→ Texte présenté:
####
Abandon : l’amour, et le désir authentique de faire la volonté de Dieu, sont conjointement la source d’où jaillit l’abandon ; il n’est pas une vertu supplémentaire à pratiquer, il est une grâce faite à ceux et celles qui se mettent délibérément et humblement à la suite du Christ. Ceux-là ne se préoccupent plus d’eux-mêmes. Ils sont conscients de leur pauvreté, de leur « néant ». Ils en font l’espace intérieur de l’accueil de Dieu.

« L’abandon véritable, la remise de tout soi-même à Dieu, c’est normalement et mystiquement rentrer dans son néant, retourner en Dieu, vrai lieu de notre origine, pour être créé à nouveau, d’une manière toute divine ».
Pour ceux qui sont appelés à une vie apostolique, cet abandon prend une tonalité toute particulière : il s’agit pour eux de « travailler uniquement au salut des âmes, en sacrifiant leurs propres intérêts, sans se mettre en peine de ce qu’ils doivent devenir un jour ».
« Beaucoup de personnes veulent bien servir Dieu, mais la plupart ne veulent pas que Dieu se serve d’elles ! ». Or c’est là une disposition fondamentale pour ceux et celles qui sont appelés à une vie d’apôtre. « Il faut être dans la main de l’écrivain comme le pinceau dans celle du peintre ».
Voilà l’obéissance de ceux qui, par amour, se mettent au service de l’annonce de l’Évangile. Ils n’ont plus à se préoccuper de leur avancée sur le chemin de la sainteté. Dieu s’en charge. « Il suffit de se présenter à Dieu, de vouloir être à lui, et après cela nous juger indignes d’être ses favoris et ses bien-aimés, et nous appliquer à servir, façonner, cultiver ceux qu’il appelle à devenir ses enfants ».

Souvent on trouve réunies dans les écrits spirituels de Nicolas Barré les trois voies inséparables de la sainteté : Amour, Obéissance, Abandon. Citons un dernier texte qui s’adresse à une jeune fille :

Estimez les souffrances, les humiliations, les mépris, les contradictions, comme autant de dons et de moyens pour avancer dans le saint amour, et vous plonger dans l’abîme divin de l’humilité et de l’obéissance. Peu à peu, ils vous feront passer en Dieu sans que vous le sachiez, car si vous le saviez, vous seriez en vous-même en pensant être en Dieu.

Aider chacun à trouver sa voie vers Dieu

Être apôtre, former des croyants, accompagner spirituellement, c’est aider chacun à trouver sa voie vers Dieu. Elle est unique. Chaque personne doit la découvrir et la suivre. Le Père Barré l’exprime avec force aux personnes qui aspirent à la sainteté, tout comme aux directeurs spirituels et à la communauté des « Maîtresses charitables ».
####
→ Objectifs:
**a)** Répondez aux questions suivantes d'après le texte sur l'abandon :
(i) De quelles deux sources l'abandon jaillit-il conjointement ?
(ii) Quelles sont les trois voies inséparables de la sainteté réunies dans les écrits spirituels de Nicolas Barré ?
(iii) À qui s'adresse le dernier texte cité ?
**b)** Modifiez le passage du texte sur l'abandon qui commence par « Estimez les souffrances, les » et se poursuit jusqu'à « être en Dieu. », en y remplaçant « les humiliations » par « les épreuves ».

→ Informations affichées:
####
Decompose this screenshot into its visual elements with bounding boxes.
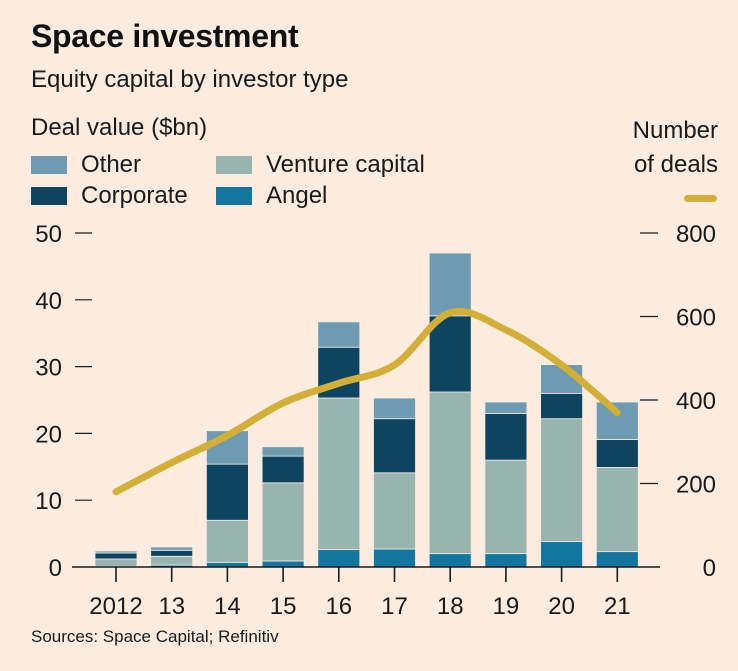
####
→ Exercice corrigé:
**a)**
(i) L'amour et le désir authentique de faire la volonté de Dieu.
(ii) Amour, Obéissance, Abandon.
(iii) À une jeune fille.

**b)**
Estimez les souffrances, les épreuves, les mépris, les contradictions, comme autant de dons et de moyens pour avancer dans le saint amour, et vous plonger dans l’abîme divin de l’humilité et de l’obéissance. Peu à peu, ils vous feront passer en Dieu sans que vous le sachiez, car si vous le saviez, vous seriez en vous-même en pensant être en Dieu.